— begin RECORDED DATA —

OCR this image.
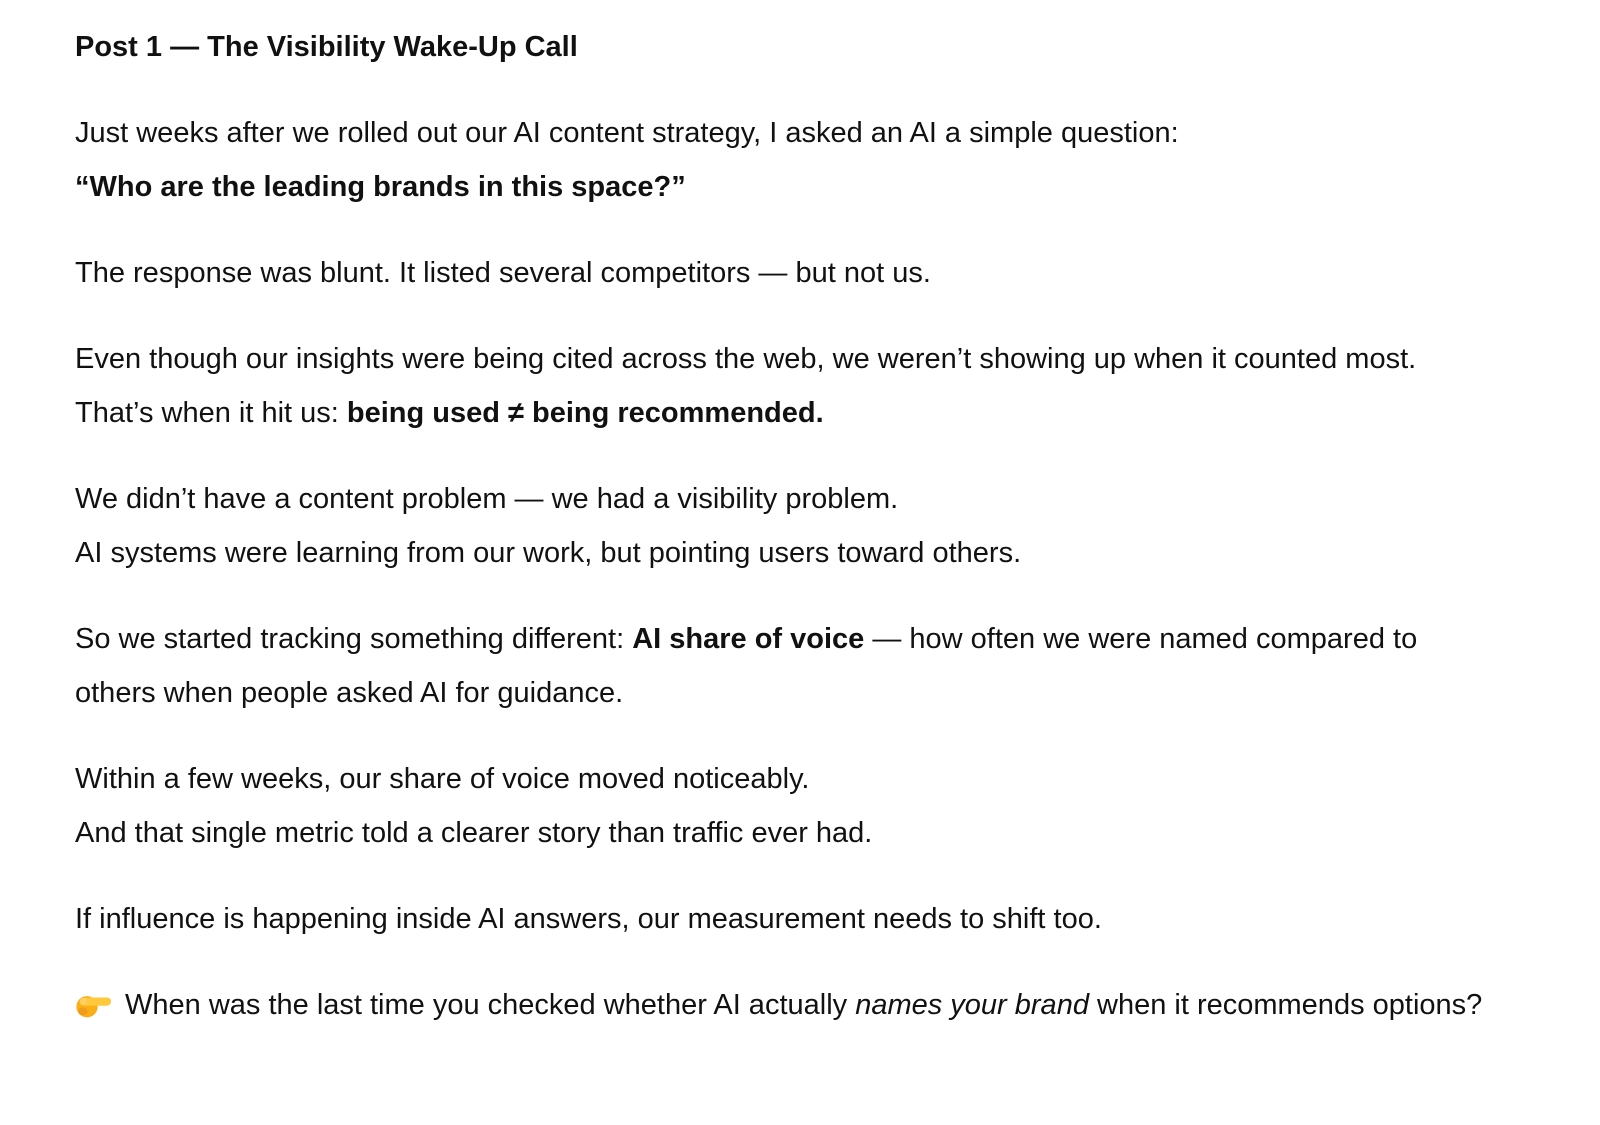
Post 1 — The Visibility Wake-Up Call

Just weeks after we rolled out our AI content strategy, I asked an AI a simple question: “Who are the leading brands in this space?”

The response was blunt. It listed several competitors — but not us.

Even though our insights were being cited across the web, we weren’t showing up when it counted most. That’s when it hit us: being used ≠ being recommended.

We didn’t have a content problem — we had a visibility problem. AI systems were learning from our work, but pointing users toward others.

So we started tracking something different: AI share of voice — how often we were named compared to others when people asked AI for guidance.

Within a few weeks, our share of voice moved noticeably. And that single metric told a clearer story than traffic ever had.

If influence is happening inside AI answers, our measurement needs to shift too.

When was the last time you checked whether AI actually names your brand when it recommends options?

— end RECORDED DATA —

*EXERCISE*
List all lines where "asked" occurs.

*ANSWER TO THIS PROBLEM*
Just weeks after we rolled out our AI content strategy, I asked an AI a simple question: “Who are the leading brands in this space?”
So we started tracking something different: AI share of voice — how often we were named compared to others when people asked AI for guidance.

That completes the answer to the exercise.